Reading text:
>> begin

Garrett Michael Shrader (born August 5, 2000) is an American football quarterback for the Syracuse Orange. He previously played for the Mississippi State Bulldogs.

High school career
Shrader attended Charlotte Christian School in Charlotte, North Carolina. During his career he had 9,023 total yards (6,818 passing, 2,205 rushing) and 107 total touchdowns (75 passing, 32 rushing). He committed to Mississippi State University to play college football.

College career
Shrader appeared in 10 games and made four starts his true freshman year at Mississippi State in 2019. He made his first career start against Kentucky, passing for 180 yards and rushing for 125. Overall that season, he completed 88 of 153 passes for 1,170 yards, eight touchdowns and five interceptions and added 587 rushing yards and six touchdowns. Shrader played in four games his sophomore year in 2020 without attempting a pass.

>> end

Stored records:
>> begin

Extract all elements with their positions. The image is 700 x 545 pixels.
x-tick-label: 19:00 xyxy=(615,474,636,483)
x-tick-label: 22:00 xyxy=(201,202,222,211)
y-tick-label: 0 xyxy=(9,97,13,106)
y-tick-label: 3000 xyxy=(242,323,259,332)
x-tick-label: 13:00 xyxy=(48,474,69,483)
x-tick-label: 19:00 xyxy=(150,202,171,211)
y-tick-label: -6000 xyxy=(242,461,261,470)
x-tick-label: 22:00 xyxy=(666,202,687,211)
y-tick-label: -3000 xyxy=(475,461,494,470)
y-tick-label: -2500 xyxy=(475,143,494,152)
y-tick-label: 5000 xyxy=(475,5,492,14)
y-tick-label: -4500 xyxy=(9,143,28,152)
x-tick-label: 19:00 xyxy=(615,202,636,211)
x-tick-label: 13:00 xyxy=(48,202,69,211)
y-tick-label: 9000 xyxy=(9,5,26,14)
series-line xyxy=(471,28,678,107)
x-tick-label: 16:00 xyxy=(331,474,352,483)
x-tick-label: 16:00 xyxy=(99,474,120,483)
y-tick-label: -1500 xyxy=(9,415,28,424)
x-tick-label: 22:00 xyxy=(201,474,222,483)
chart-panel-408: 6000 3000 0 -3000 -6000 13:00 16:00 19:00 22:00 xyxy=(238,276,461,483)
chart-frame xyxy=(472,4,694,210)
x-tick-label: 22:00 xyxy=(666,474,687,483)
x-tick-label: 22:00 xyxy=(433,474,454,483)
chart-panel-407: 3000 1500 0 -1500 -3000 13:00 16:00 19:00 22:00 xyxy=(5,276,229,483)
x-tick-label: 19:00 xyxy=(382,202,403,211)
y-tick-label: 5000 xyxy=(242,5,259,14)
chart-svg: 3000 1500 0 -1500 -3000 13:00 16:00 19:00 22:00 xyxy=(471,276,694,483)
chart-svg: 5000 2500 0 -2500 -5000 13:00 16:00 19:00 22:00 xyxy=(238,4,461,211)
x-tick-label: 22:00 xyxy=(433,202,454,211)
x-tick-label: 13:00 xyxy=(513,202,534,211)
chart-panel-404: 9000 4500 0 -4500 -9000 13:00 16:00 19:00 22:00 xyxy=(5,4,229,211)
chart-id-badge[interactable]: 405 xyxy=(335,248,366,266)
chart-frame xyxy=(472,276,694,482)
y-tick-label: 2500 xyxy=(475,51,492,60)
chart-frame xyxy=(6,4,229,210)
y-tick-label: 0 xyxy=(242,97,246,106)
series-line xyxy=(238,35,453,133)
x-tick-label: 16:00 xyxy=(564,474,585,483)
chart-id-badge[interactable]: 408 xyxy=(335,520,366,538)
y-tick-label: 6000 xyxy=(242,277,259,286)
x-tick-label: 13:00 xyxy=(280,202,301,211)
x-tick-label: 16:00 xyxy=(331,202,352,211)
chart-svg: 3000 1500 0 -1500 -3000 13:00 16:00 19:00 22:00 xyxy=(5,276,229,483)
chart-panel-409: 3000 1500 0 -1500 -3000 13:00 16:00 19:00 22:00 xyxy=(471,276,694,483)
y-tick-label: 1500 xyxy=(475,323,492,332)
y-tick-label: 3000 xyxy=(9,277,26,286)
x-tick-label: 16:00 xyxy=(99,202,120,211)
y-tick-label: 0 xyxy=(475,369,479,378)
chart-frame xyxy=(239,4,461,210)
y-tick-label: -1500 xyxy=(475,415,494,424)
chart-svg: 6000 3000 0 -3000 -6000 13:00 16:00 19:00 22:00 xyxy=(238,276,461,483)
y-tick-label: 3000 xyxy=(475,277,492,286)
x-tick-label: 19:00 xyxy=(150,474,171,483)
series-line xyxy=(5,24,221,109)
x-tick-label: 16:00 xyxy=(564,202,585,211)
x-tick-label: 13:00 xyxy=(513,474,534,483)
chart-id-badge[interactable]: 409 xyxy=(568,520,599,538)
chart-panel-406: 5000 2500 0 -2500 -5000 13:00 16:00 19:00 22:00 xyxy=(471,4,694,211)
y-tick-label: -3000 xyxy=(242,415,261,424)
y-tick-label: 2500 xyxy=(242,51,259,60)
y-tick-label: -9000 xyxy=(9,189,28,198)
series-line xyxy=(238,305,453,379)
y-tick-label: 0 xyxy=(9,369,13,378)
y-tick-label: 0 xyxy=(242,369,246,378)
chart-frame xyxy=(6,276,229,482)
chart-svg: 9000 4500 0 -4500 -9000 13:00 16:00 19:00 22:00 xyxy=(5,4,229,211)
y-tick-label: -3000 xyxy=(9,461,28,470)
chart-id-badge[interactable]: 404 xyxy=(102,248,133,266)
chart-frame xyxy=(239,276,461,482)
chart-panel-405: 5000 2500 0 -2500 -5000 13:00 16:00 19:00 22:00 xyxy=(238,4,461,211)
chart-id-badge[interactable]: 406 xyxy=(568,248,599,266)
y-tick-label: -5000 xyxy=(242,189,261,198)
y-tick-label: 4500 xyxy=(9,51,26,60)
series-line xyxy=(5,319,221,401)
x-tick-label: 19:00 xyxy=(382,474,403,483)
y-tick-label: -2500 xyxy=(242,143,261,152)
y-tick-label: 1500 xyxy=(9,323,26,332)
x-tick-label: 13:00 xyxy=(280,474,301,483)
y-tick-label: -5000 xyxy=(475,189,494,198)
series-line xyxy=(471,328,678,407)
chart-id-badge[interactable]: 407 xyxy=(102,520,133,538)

>> end

Retype the part of the text about Garrett Shrader starting at "Garrett Michael Shrader" and ending at "Mississippi State Bulldogs.", keeping every word as it appears. Use only the text to answer.

Output for this task:
Garrett Michael Shrader (born August 5, 2000) is an American football quarterback for the Syracuse Orange. He previously played for the Mississippi State Bulldogs.